Short problem → Leave out the pictures and copy every record exactly.

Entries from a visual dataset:
•••
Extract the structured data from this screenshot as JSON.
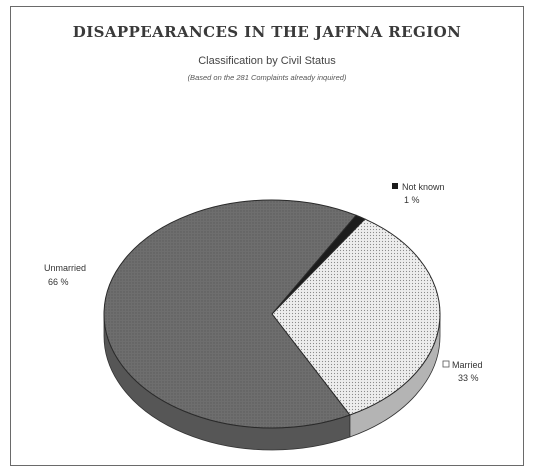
{
  "chart_data": {
    "type": "pie",
    "title": "DISAPPEARANCES IN THE JAFFNA REGION",
    "subtitle": "Classification by Civil Status",
    "note": "(Based on the 281 Complaints already inquired)",
    "slices": [
      {
        "label": "Not known",
        "value": 1,
        "display": "1 %",
        "color": "#1c1c1c"
      },
      {
        "label": "Married",
        "value": 33,
        "display": "33 %",
        "color": "#e6e6e6"
      },
      {
        "label": "Unmarried",
        "value": 66,
        "display": "66 %",
        "color": "#6f6f6f"
      }
    ],
    "legend": "none"
  }
}
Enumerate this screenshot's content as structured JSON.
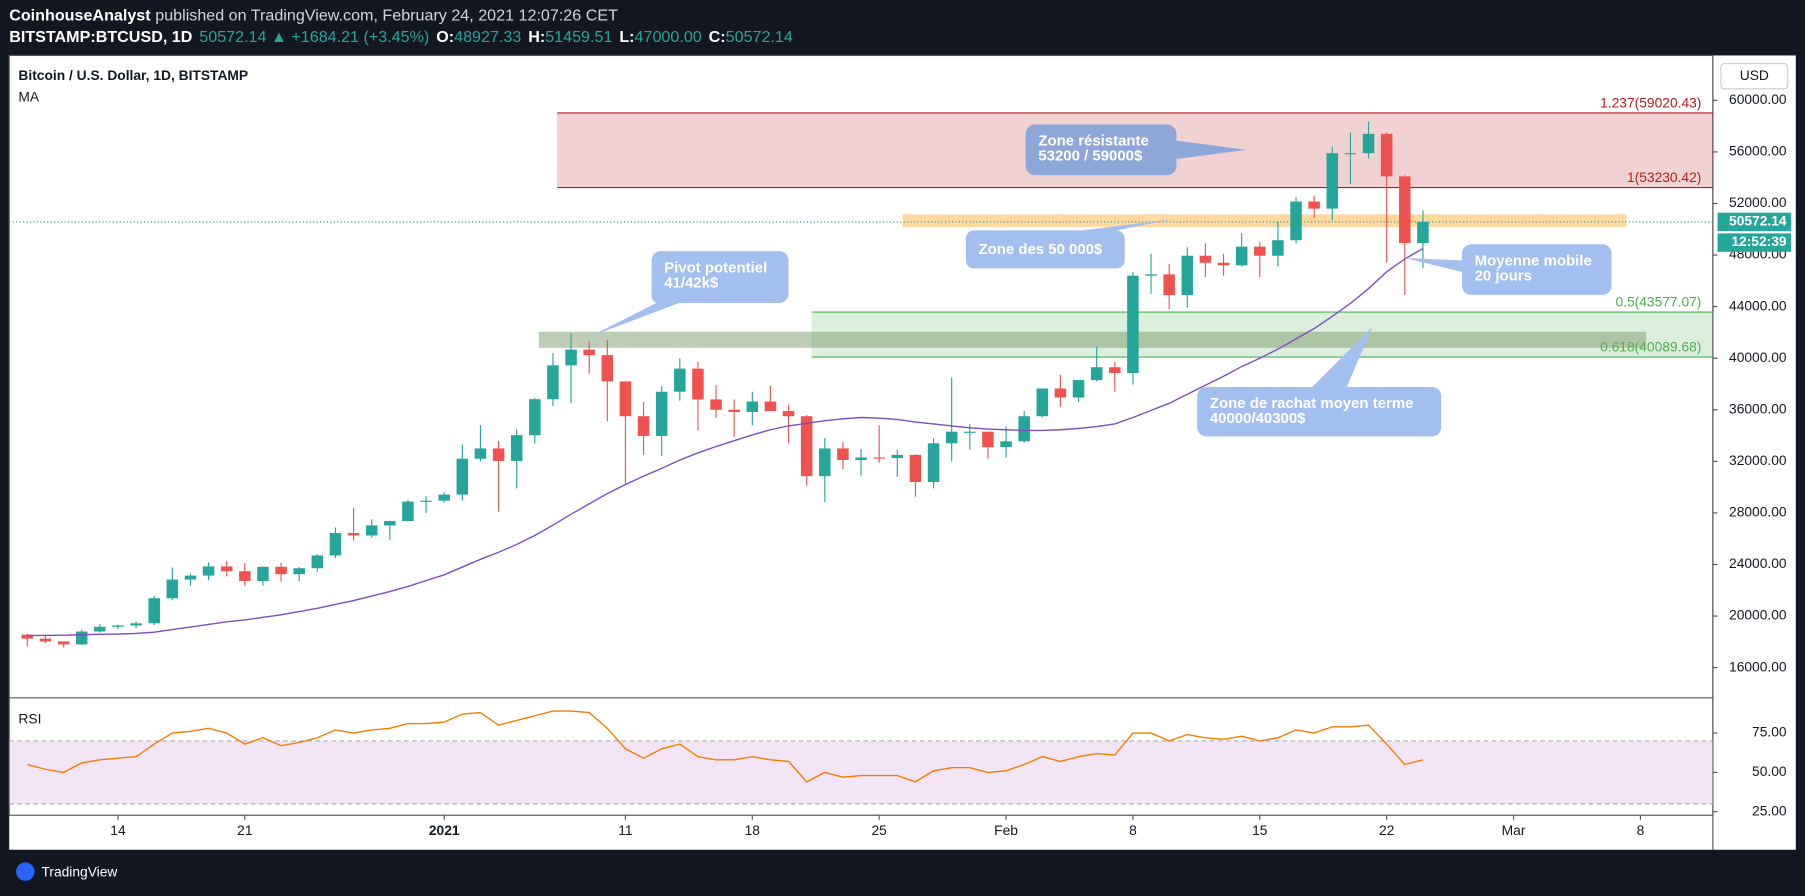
•••
The solution →
Extract the structured data from this screenshot as JSON.
{
  "chart_data": {
    "type": "pie",
    "title": "DISAPPEARANCES IN THE JAFFNA REGION",
    "subtitle": "Classification by Civil Status",
    "note": "(Based on the 281 Complaints already inquired)",
    "slices": [
      {
        "label": "Not known",
        "value": 1,
        "display": "1 %",
        "color": "#1c1c1c"
      },
      {
        "label": "Married",
        "value": 33,
        "display": "33 %",
        "color": "#e6e6e6"
      },
      {
        "label": "Unmarried",
        "value": 66,
        "display": "66 %",
        "color": "#6f6f6f"
      }
    ],
    "legend": "none"
  }
}
Enumerate this screenshot's content as structured JSON.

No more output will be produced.